--- Input ---
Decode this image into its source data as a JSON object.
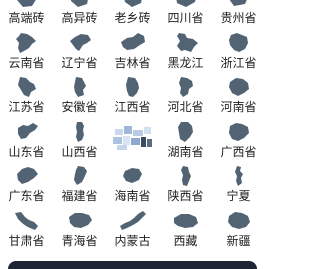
{
  "accent_color": "#526474",
  "provinces": [
    {
      "label": "高端砖",
      "icon": "province-map-icon"
    },
    {
      "label": "高异砖",
      "icon": "province-map-icon"
    },
    {
      "label": "老乡砖",
      "icon": "province-map-icon"
    },
    {
      "label": "四川省",
      "icon": "province-map-icon"
    },
    {
      "label": "贵州省",
      "icon": "province-map-icon"
    },
    {
      "label": "云南省",
      "icon": "yunnan-map-icon"
    },
    {
      "label": "辽宁省",
      "icon": "liaoning-map-icon"
    },
    {
      "label": "吉林省",
      "icon": "jilin-map-icon"
    },
    {
      "label": "黑龙江",
      "icon": "heilongjiang-map-icon"
    },
    {
      "label": "浙江省",
      "icon": "zhejiang-map-icon"
    },
    {
      "label": "江苏省",
      "icon": "jiangsu-map-icon"
    },
    {
      "label": "安徽省",
      "icon": "anhui-map-icon"
    },
    {
      "label": "江西省",
      "icon": "jiangxi-map-icon"
    },
    {
      "label": "河北省",
      "icon": "hebei-map-icon"
    },
    {
      "label": "河南省",
      "icon": "henan-map-icon"
    },
    {
      "label": "山东省",
      "icon": "shandong-map-icon"
    },
    {
      "label": "山西省",
      "icon": "shanxi-map-icon"
    },
    {
      "label": "",
      "icon": "blurred-watermark"
    },
    {
      "label": "湖南省",
      "icon": "hunan-map-icon"
    },
    {
      "label": "广西省",
      "icon": "guangxi-map-icon"
    },
    {
      "label": "广东省",
      "icon": "guangdong-map-icon"
    },
    {
      "label": "福建省",
      "icon": "fujian-map-icon"
    },
    {
      "label": "海南省",
      "icon": "hainan-map-icon"
    },
    {
      "label": "陕西省",
      "icon": "shaanxi-map-icon"
    },
    {
      "label": "宁夏",
      "icon": "ningxia-map-icon"
    },
    {
      "label": "甘肃省",
      "icon": "gansu-map-icon"
    },
    {
      "label": "青海省",
      "icon": "qinghai-map-icon"
    },
    {
      "label": "内蒙古",
      "icon": "neimenggu-map-icon"
    },
    {
      "label": "西藏",
      "icon": "xizang-map-icon"
    },
    {
      "label": "新疆",
      "icon": "xinjiang-map-icon"
    }
  ]
}
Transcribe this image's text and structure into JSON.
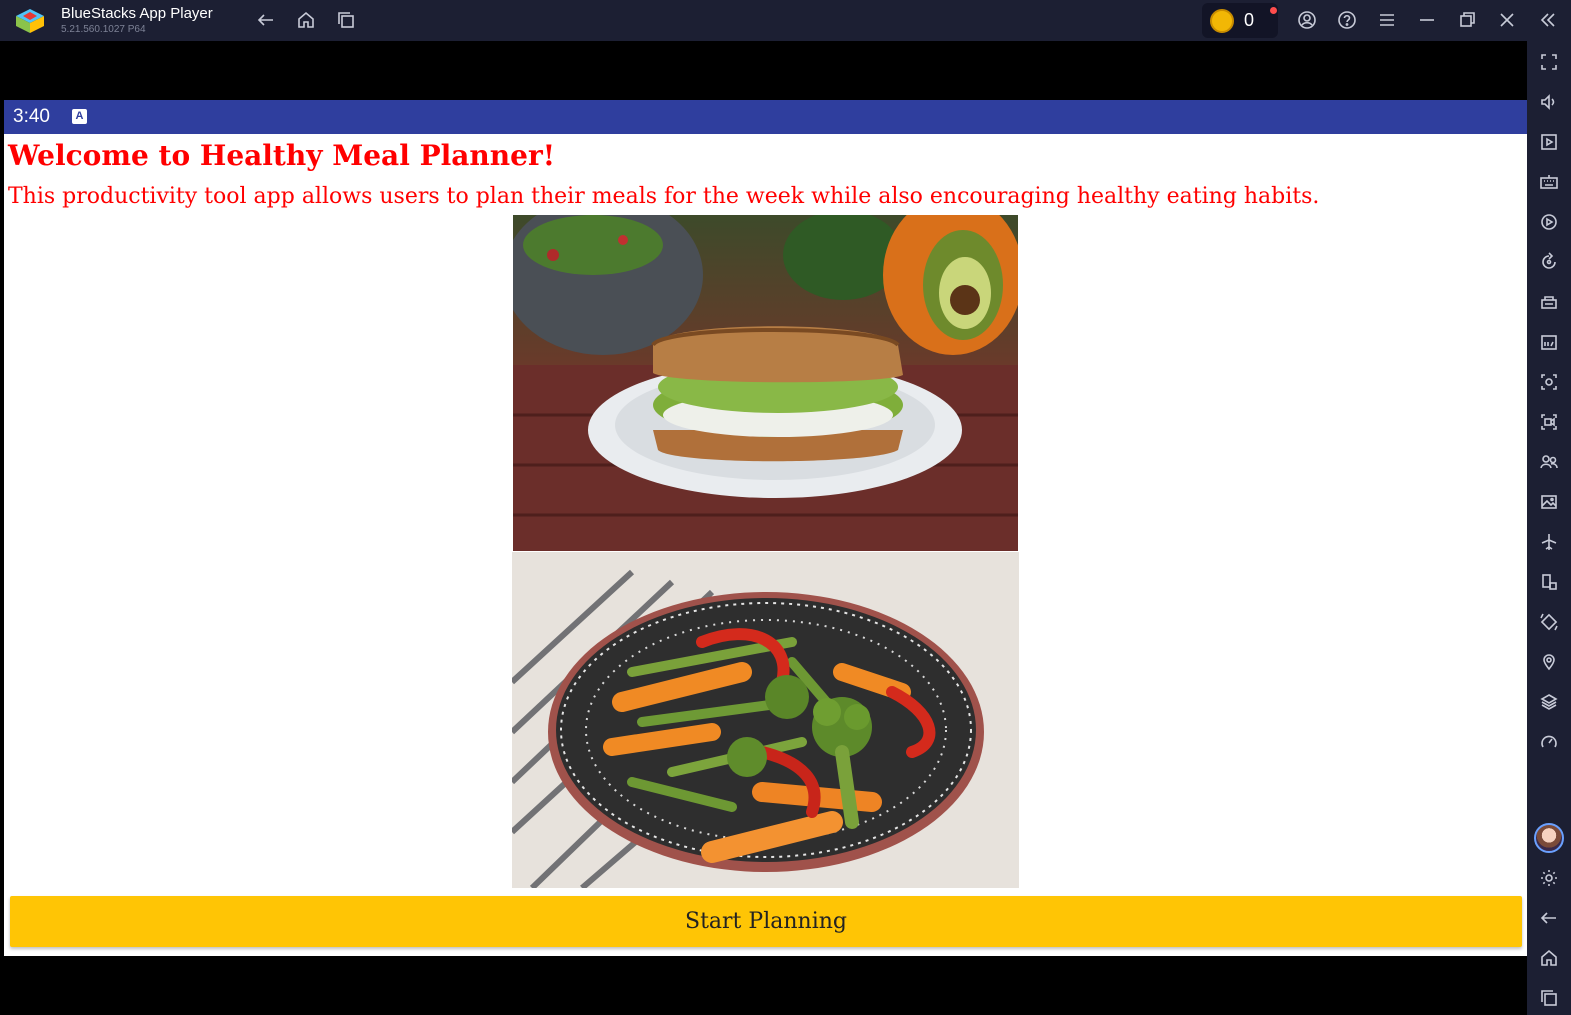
{
  "window": {
    "title": "BlueStacks App Player",
    "version": "5.21.560.1027  P64",
    "coins": "0"
  },
  "statusbar": {
    "time": "3:40",
    "notification_icon": "A"
  },
  "app": {
    "heading": "Welcome to Healthy Meal Planner!",
    "description": "This productivity tool app allows users to plan their meals for the week while also encouraging healthy eating habits.",
    "start_button": "Start Planning"
  },
  "colors": {
    "titlebar": "#1c1f33",
    "statusbar": "#2f3e9e",
    "heading_text": "#ff0000",
    "button": "#ffc505"
  },
  "icons": {
    "titlebar": [
      "back-icon",
      "home-icon",
      "multitask-icon",
      "account-icon",
      "help-icon",
      "menu-icon",
      "minimize-icon",
      "restore-icon",
      "close-icon",
      "collapse-sidebar-icon"
    ],
    "sidebar": [
      "fullscreen-icon",
      "volume-icon",
      "media-icon",
      "keyboard-icon",
      "macro-icon",
      "rotate-sync-icon",
      "performance-icon",
      "apk-install-icon",
      "screenshot-icon",
      "record-icon",
      "multi-instance-icon",
      "media-folder-icon",
      "airplane-icon",
      "devices-icon",
      "rotate-icon",
      "location-icon",
      "layers-icon",
      "speed-icon",
      "settings-icon",
      "back-icon",
      "home-icon",
      "recents-icon"
    ]
  }
}
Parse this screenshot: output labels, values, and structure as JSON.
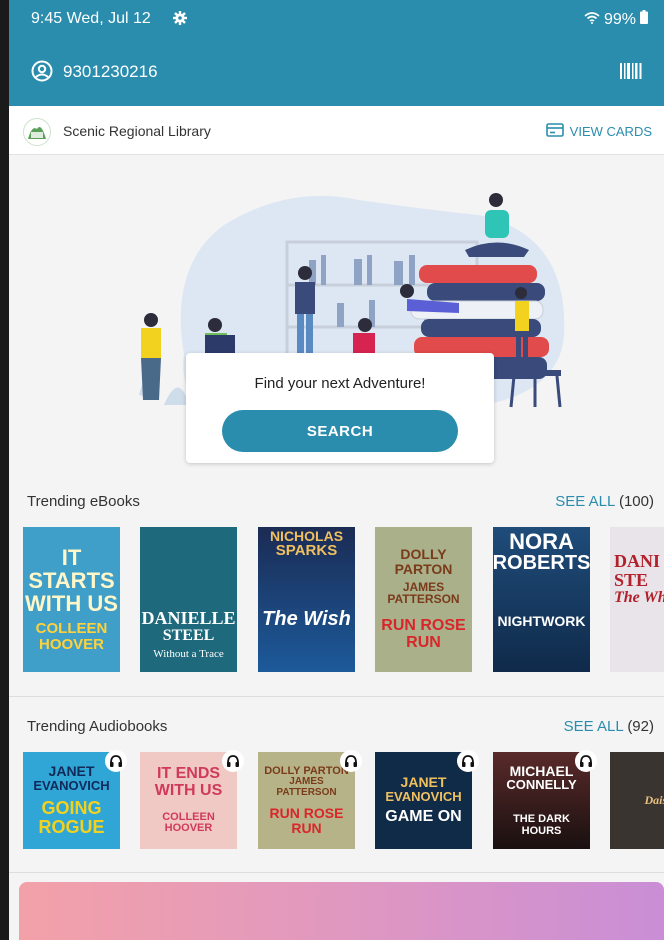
{
  "status_bar": {
    "time": "9:45  Wed, Jul 12",
    "battery": "99%"
  },
  "account": {
    "card_number": "9301230216"
  },
  "library": {
    "name": "Scenic Regional Library",
    "view_cards": "VIEW CARDS"
  },
  "hero": {
    "prompt": "Find your next Adventure!",
    "search_label": "SEARCH"
  },
  "ebooks": {
    "title": "Trending eBooks",
    "see_all": "SEE ALL",
    "count": "(100)",
    "books": [
      {
        "l1": "IT STARTS",
        "l2": "WITH US",
        "l3": "COLLEEN HOOVER",
        "bg": "#3f9fc8"
      },
      {
        "l1": "DANIELLE",
        "l2": "STEEL",
        "l3": "Without a Trace",
        "bg": "#1e6a7c"
      },
      {
        "l1": "NICHOLAS",
        "l2": "SPARKS",
        "l3": "The Wish",
        "bg": "#1c3f78"
      },
      {
        "l1": "DOLLY PARTON",
        "l2": "JAMES PATTERSON",
        "l3": "RUN ROSE RUN",
        "bg": "#a9b08a"
      },
      {
        "l1": "NORA",
        "l2": "ROBERTS",
        "l3": "NIGHTWORK",
        "bg": "#1f4c7a"
      },
      {
        "l1": "DANI",
        "l2": "STE",
        "l3": "The Whit",
        "bg": "#e8e4ea"
      }
    ]
  },
  "audiobooks": {
    "title": "Trending Audiobooks",
    "see_all": "SEE ALL",
    "count": "(92)",
    "books": [
      {
        "l1": "JANET",
        "l2": "EVANOVICH",
        "l3": "GOING ROGUE",
        "bg": "#2fa6d6"
      },
      {
        "l1": "IT ENDS",
        "l2": "WITH US",
        "l3": "COLLEEN HOOVER",
        "bg": "#f1c9c4"
      },
      {
        "l1": "DOLLY PARTON",
        "l2": "JAMES PATTERSON",
        "l3": "RUN ROSE RUN",
        "bg": "#b7b389"
      },
      {
        "l1": "JANET",
        "l2": "EVANOVICH",
        "l3": "GAME ON",
        "bg": "#0f2b47"
      },
      {
        "l1": "MICHAEL",
        "l2": "CONNELLY",
        "l3": "THE DARK HOURS",
        "bg": "#3a2222"
      },
      {
        "l1": "Daisy",
        "l2": "",
        "l3": "",
        "bg": "#3a3430"
      }
    ]
  },
  "colors": {
    "accent": "#2a8dad"
  }
}
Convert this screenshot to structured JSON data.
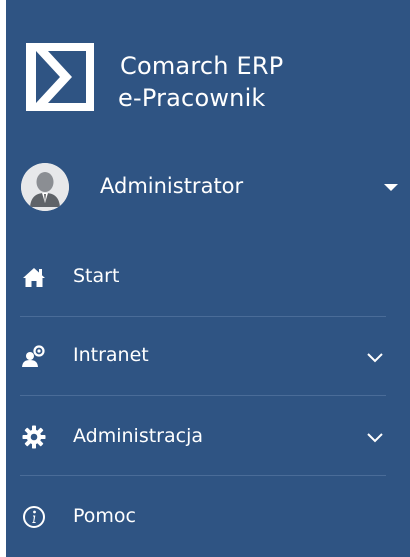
---
▶ **Problem description**: Copy every record character for character. Skip the pictures.

▶ **Exercise output**:
Decode this image into its source data as a JSON object.
{
  "accent_color": "#526474",
  "provinces": [
    {
      "label": "高端砖",
      "icon": "province-map-icon"
    },
    {
      "label": "高异砖",
      "icon": "province-map-icon"
    },
    {
      "label": "老乡砖",
      "icon": "province-map-icon"
    },
    {
      "label": "四川省",
      "icon": "province-map-icon"
    },
    {
      "label": "贵州省",
      "icon": "province-map-icon"
    },
    {
      "label": "云南省",
      "icon": "yunnan-map-icon"
    },
    {
      "label": "辽宁省",
      "icon": "liaoning-map-icon"
    },
    {
      "label": "吉林省",
      "icon": "jilin-map-icon"
    },
    {
      "label": "黑龙江",
      "icon": "heilongjiang-map-icon"
    },
    {
      "label": "浙江省",
      "icon": "zhejiang-map-icon"
    },
    {
      "label": "江苏省",
      "icon": "jiangsu-map-icon"
    },
    {
      "label": "安徽省",
      "icon": "anhui-map-icon"
    },
    {
      "label": "江西省",
      "icon": "jiangxi-map-icon"
    },
    {
      "label": "河北省",
      "icon": "hebei-map-icon"
    },
    {
      "label": "河南省",
      "icon": "henan-map-icon"
    },
    {
      "label": "山东省",
      "icon": "shandong-map-icon"
    },
    {
      "label": "山西省",
      "icon": "shanxi-map-icon"
    },
    {
      "label": "",
      "icon": "blurred-watermark"
    },
    {
      "label": "湖南省",
      "icon": "hunan-map-icon"
    },
    {
      "label": "广西省",
      "icon": "guangxi-map-icon"
    },
    {
      "label": "广东省",
      "icon": "guangdong-map-icon"
    },
    {
      "label": "福建省",
      "icon": "fujian-map-icon"
    },
    {
      "label": "海南省",
      "icon": "hainan-map-icon"
    },
    {
      "label": "陕西省",
      "icon": "shaanxi-map-icon"
    },
    {
      "label": "宁夏",
      "icon": "ningxia-map-icon"
    },
    {
      "label": "甘肃省",
      "icon": "gansu-map-icon"
    },
    {
      "label": "青海省",
      "icon": "qinghai-map-icon"
    },
    {
      "label": "内蒙古",
      "icon": "neimenggu-map-icon"
    },
    {
      "label": "西藏",
      "icon": "xizang-map-icon"
    },
    {
      "label": "新疆",
      "icon": "xinjiang-map-icon"
    }
  ]
}
Transcribe this image's text and structure into JSON.
{
  "window": {
    "title": "BlueStacks App Player",
    "version": "5.21.560.1027  P64",
    "coins": "0"
  },
  "statusbar": {
    "time": "3:40",
    "notification_icon": "A"
  },
  "app": {
    "heading": "Welcome to Healthy Meal Planner!",
    "description": "This productivity tool app allows users to plan their meals for the week while also encouraging healthy eating habits.",
    "start_button": "Start Planning"
  },
  "colors": {
    "titlebar": "#1c1f33",
    "statusbar": "#2f3e9e",
    "heading_text": "#ff0000",
    "button": "#ffc505"
  },
  "icons": {
    "titlebar": [
      "back-icon",
      "home-icon",
      "multitask-icon",
      "account-icon",
      "help-icon",
      "menu-icon",
      "minimize-icon",
      "restore-icon",
      "close-icon",
      "collapse-sidebar-icon"
    ],
    "sidebar": [
      "fullscreen-icon",
      "volume-icon",
      "media-icon",
      "keyboard-icon",
      "macro-icon",
      "rotate-sync-icon",
      "performance-icon",
      "apk-install-icon",
      "screenshot-icon",
      "record-icon",
      "multi-instance-icon",
      "media-folder-icon",
      "airplane-icon",
      "devices-icon",
      "rotate-icon",
      "location-icon",
      "layers-icon",
      "speed-icon",
      "settings-icon",
      "back-icon",
      "home-icon",
      "recents-icon"
    ]
  }
}
Parse this screenshot: output labels, values, and structure as JSON.
{
  "status_bar": {
    "time": "9:45  Wed, Jul 12",
    "battery": "99%"
  },
  "account": {
    "card_number": "9301230216"
  },
  "library": {
    "name": "Scenic Regional Library",
    "view_cards": "VIEW CARDS"
  },
  "hero": {
    "prompt": "Find your next Adventure!",
    "search_label": "SEARCH"
  },
  "ebooks": {
    "title": "Trending eBooks",
    "see_all": "SEE ALL",
    "count": "(100)",
    "books": [
      {
        "l1": "IT STARTS",
        "l2": "WITH US",
        "l3": "COLLEEN HOOVER",
        "bg": "#3f9fc8"
      },
      {
        "l1": "DANIELLE",
        "l2": "STEEL",
        "l3": "Without a Trace",
        "bg": "#1e6a7c"
      },
      {
        "l1": "NICHOLAS",
        "l2": "SPARKS",
        "l3": "The Wish",
        "bg": "#1c3f78"
      },
      {
        "l1": "DOLLY PARTON",
        "l2": "JAMES PATTERSON",
        "l3": "RUN ROSE RUN",
        "bg": "#a9b08a"
      },
      {
        "l1": "NORA",
        "l2": "ROBERTS",
        "l3": "NIGHTWORK",
        "bg": "#1f4c7a"
      },
      {
        "l1": "DANI",
        "l2": "STE",
        "l3": "The Whit",
        "bg": "#e8e4ea"
      }
    ]
  },
  "audiobooks": {
    "title": "Trending Audiobooks",
    "see_all": "SEE ALL",
    "count": "(92)",
    "books": [
      {
        "l1": "JANET",
        "l2": "EVANOVICH",
        "l3": "GOING ROGUE",
        "bg": "#2fa6d6"
      },
      {
        "l1": "IT ENDS",
        "l2": "WITH US",
        "l3": "COLLEEN HOOVER",
        "bg": "#f1c9c4"
      },
      {
        "l1": "DOLLY PARTON",
        "l2": "JAMES PATTERSON",
        "l3": "RUN ROSE RUN",
        "bg": "#b7b389"
      },
      {
        "l1": "JANET",
        "l2": "EVANOVICH",
        "l3": "GAME ON",
        "bg": "#0f2b47"
      },
      {
        "l1": "MICHAEL",
        "l2": "CONNELLY",
        "l3": "THE DARK HOURS",
        "bg": "#3a2222"
      },
      {
        "l1": "Daisy",
        "l2": "",
        "l3": "",
        "bg": "#3a3430"
      }
    ]
  },
  "colors": {
    "accent": "#2a8dad"
  }
}
Convert this screenshot to structured JSON data.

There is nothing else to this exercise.